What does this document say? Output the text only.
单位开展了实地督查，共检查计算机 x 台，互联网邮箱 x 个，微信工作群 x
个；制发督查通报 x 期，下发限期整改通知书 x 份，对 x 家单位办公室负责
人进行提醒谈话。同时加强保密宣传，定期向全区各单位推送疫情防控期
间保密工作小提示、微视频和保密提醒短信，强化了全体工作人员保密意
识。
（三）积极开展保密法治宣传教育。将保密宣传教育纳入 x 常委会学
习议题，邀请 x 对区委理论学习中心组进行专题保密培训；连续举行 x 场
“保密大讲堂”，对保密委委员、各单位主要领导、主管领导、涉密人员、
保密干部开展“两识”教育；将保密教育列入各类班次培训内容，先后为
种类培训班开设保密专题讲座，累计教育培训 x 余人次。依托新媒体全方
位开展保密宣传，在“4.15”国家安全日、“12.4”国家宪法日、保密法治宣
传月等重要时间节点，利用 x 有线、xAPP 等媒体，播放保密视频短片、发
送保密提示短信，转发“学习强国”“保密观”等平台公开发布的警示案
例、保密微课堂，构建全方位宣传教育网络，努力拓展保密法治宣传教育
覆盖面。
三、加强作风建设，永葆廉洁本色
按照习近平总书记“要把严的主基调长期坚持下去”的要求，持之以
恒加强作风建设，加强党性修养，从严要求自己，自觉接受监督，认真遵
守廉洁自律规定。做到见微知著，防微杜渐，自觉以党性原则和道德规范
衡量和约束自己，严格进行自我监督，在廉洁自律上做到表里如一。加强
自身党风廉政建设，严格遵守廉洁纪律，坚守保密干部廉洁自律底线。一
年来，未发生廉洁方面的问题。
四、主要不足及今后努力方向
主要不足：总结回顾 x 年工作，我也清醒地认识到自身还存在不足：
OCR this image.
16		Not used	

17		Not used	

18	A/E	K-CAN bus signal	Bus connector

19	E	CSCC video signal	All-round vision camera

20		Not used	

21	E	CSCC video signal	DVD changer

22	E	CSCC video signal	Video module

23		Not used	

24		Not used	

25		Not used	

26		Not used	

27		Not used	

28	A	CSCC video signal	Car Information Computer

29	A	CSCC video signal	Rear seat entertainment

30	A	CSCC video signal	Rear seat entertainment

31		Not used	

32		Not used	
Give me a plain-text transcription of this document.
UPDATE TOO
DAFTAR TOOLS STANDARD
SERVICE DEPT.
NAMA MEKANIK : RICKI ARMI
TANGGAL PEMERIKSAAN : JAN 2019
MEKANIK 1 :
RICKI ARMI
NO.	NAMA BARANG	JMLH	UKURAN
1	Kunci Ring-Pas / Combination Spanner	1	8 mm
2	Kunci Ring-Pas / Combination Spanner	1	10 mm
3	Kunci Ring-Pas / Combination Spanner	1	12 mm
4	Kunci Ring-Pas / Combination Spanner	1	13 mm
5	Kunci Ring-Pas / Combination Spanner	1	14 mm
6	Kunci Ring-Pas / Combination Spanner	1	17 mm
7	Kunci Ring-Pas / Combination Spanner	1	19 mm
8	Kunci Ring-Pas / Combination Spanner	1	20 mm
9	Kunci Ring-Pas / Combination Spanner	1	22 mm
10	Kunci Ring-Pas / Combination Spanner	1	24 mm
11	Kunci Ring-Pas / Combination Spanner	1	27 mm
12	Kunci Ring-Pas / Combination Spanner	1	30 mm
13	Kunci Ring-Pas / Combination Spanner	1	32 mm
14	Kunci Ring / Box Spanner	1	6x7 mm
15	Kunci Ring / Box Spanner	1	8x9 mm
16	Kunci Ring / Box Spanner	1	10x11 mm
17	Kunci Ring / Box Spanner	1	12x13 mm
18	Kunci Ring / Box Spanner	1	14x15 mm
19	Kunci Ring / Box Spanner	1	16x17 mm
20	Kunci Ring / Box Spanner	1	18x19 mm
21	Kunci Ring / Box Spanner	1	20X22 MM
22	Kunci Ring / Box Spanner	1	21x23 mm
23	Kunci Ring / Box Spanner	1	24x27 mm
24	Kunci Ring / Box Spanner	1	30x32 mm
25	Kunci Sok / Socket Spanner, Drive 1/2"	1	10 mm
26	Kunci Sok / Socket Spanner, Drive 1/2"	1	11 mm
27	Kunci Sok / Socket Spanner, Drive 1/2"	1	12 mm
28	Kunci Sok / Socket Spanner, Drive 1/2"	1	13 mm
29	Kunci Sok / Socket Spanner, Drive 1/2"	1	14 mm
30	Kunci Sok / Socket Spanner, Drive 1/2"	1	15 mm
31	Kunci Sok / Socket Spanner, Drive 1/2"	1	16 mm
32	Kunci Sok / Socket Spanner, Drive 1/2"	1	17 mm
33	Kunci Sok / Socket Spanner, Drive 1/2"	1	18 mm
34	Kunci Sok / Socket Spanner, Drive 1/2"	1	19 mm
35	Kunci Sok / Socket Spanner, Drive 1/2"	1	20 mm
§ §
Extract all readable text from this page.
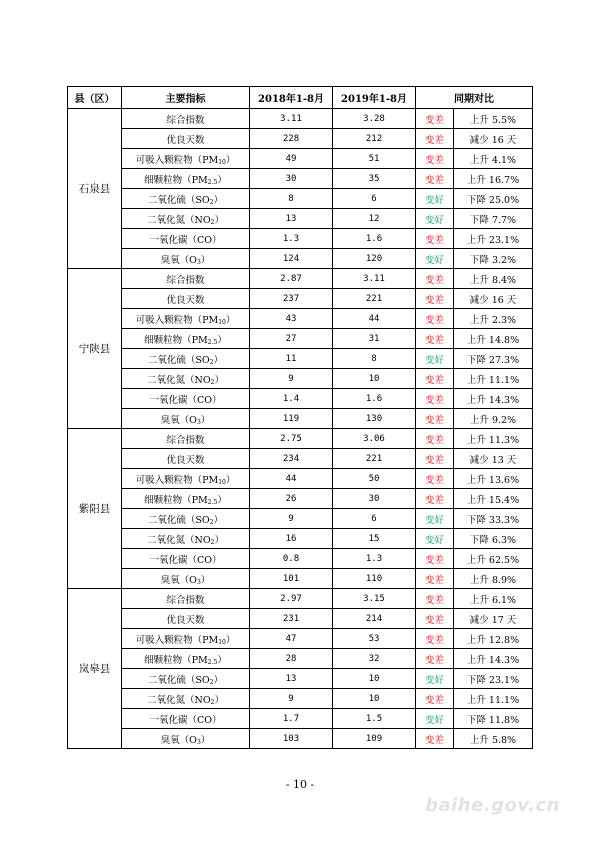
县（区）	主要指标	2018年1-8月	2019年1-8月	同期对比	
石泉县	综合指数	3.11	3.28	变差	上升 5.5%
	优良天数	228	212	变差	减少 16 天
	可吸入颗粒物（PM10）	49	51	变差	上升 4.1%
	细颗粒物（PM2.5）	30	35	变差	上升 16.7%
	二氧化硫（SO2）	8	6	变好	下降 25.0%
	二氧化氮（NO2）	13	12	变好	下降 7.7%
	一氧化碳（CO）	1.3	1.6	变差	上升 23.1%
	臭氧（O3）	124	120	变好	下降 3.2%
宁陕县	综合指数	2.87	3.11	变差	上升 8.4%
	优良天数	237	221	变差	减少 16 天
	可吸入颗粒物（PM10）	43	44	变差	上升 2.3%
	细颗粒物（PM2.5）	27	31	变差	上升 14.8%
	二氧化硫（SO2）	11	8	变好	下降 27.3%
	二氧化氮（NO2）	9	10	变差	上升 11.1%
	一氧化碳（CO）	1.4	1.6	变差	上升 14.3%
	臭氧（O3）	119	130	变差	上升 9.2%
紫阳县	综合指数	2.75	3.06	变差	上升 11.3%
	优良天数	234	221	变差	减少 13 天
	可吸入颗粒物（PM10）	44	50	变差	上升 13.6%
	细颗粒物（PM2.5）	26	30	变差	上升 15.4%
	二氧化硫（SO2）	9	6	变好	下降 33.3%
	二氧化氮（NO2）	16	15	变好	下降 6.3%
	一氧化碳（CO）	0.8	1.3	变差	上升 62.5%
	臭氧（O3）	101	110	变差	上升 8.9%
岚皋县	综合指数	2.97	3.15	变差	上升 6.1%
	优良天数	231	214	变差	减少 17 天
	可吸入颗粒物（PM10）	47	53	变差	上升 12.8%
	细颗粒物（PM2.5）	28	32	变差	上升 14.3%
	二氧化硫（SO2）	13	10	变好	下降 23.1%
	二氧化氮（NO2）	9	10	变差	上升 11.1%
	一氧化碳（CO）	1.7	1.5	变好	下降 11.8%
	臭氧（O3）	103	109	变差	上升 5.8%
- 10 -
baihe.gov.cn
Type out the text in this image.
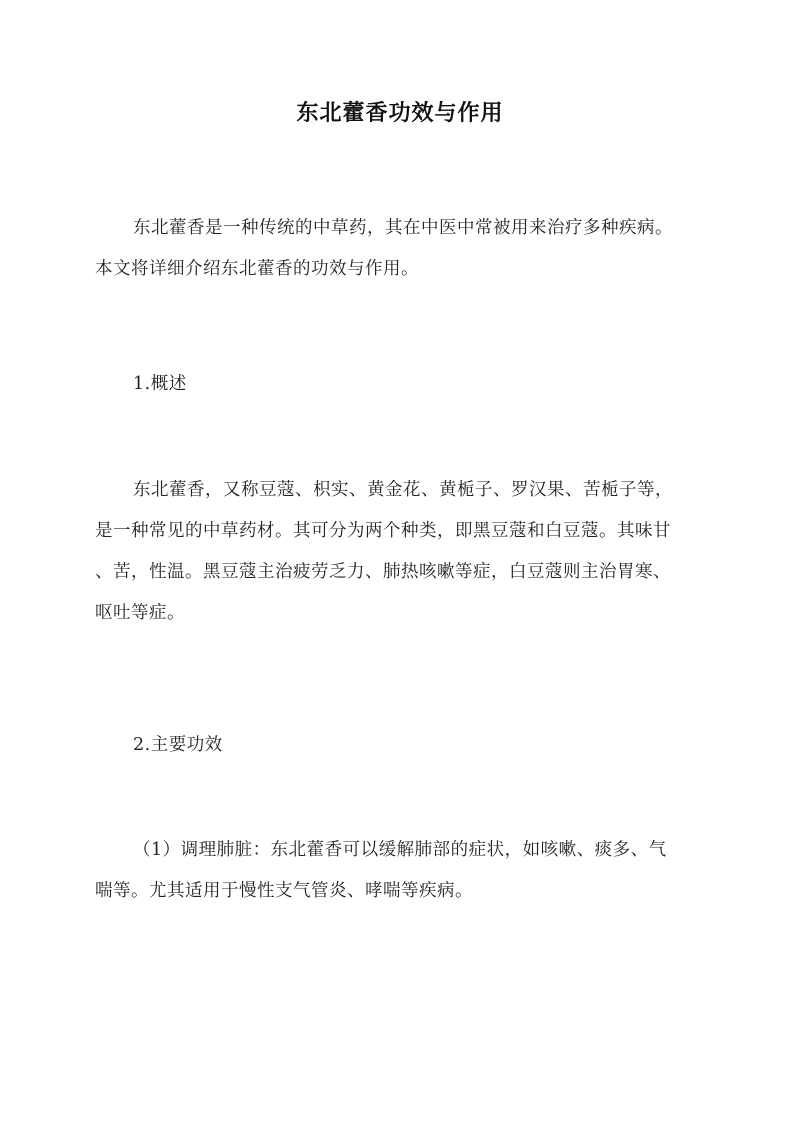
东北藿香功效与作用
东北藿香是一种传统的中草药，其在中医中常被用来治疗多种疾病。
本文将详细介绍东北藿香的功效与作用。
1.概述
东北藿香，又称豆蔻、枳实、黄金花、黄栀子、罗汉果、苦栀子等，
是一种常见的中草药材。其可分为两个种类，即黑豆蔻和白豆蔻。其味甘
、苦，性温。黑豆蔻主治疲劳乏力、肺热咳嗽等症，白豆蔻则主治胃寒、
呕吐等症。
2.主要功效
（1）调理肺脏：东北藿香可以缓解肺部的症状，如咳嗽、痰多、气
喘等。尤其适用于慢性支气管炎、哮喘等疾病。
§ §
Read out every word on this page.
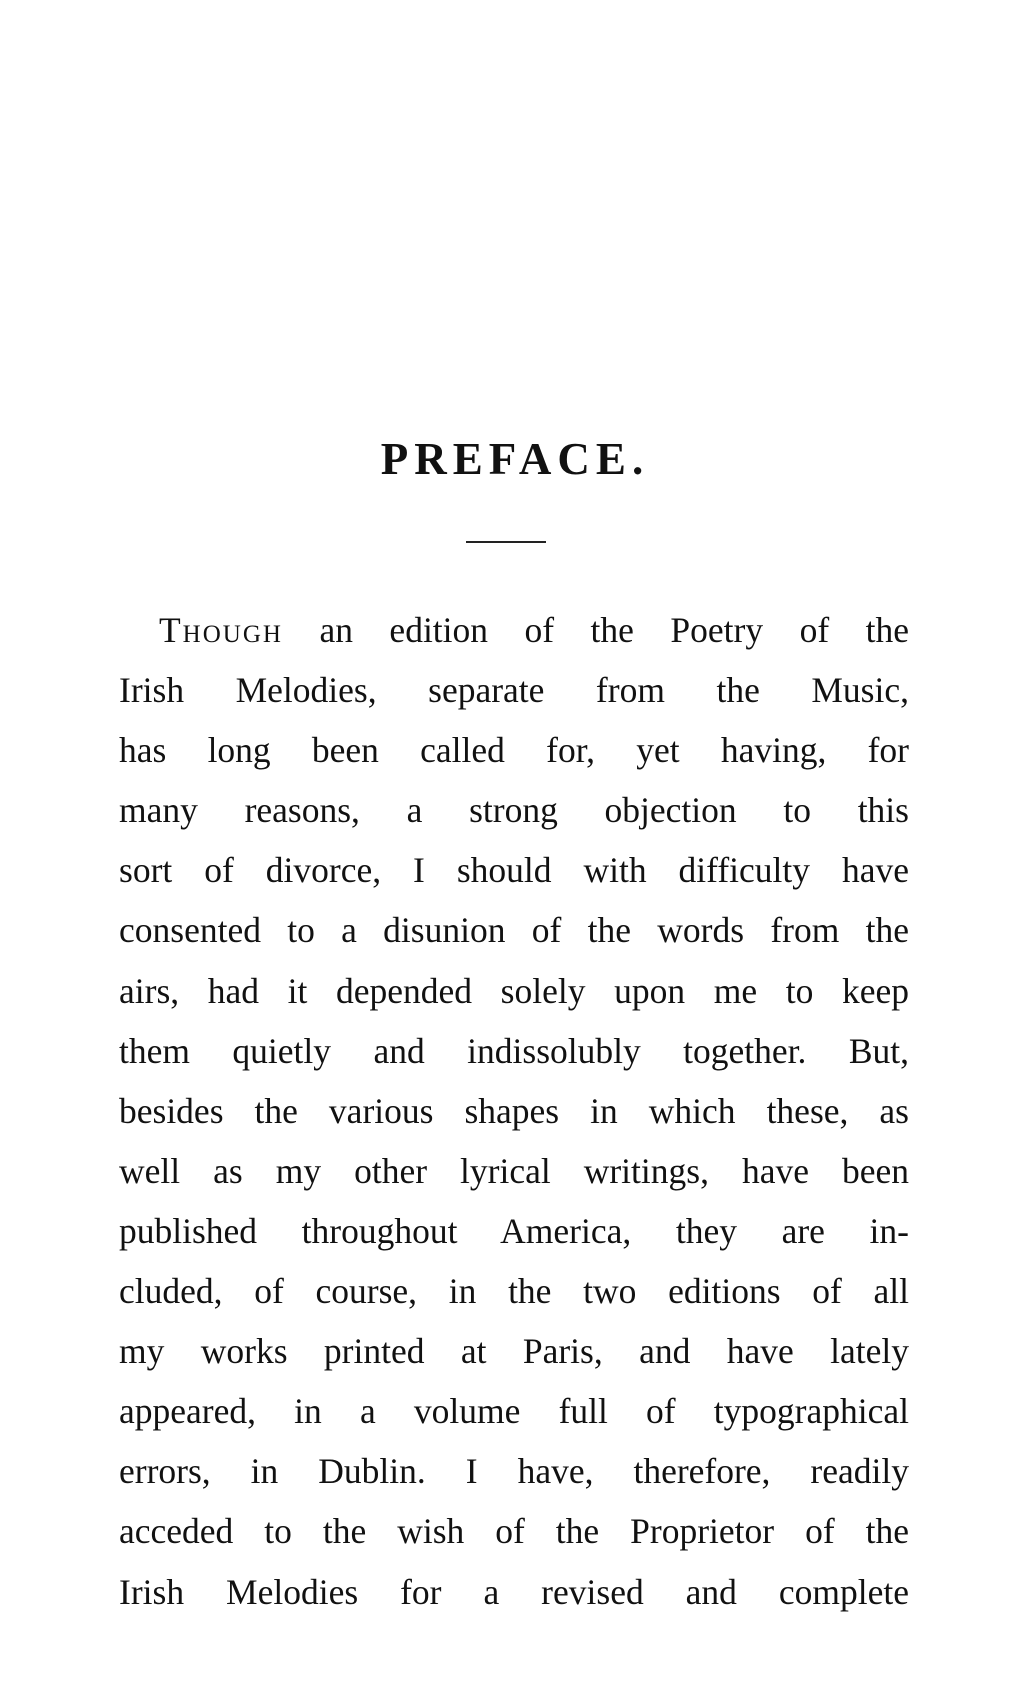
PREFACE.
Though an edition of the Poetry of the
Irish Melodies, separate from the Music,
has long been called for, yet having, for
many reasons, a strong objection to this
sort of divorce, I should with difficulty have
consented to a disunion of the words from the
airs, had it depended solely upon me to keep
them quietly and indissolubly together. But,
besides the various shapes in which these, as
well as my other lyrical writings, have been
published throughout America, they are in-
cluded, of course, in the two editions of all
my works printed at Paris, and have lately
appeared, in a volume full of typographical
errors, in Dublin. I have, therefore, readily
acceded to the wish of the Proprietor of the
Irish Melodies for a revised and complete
§ §
TASK DESCRIPTION | Spot every line that holds "this" and copy it.

TASK SOLUTION |
What does this document say? Output the text only.
OCR this image.
Give me a plain-text transcription of this document.
Extract all readable text from this page.
Type out the text in this image.
Read out every word on this page.
many reasons, a strong objection to this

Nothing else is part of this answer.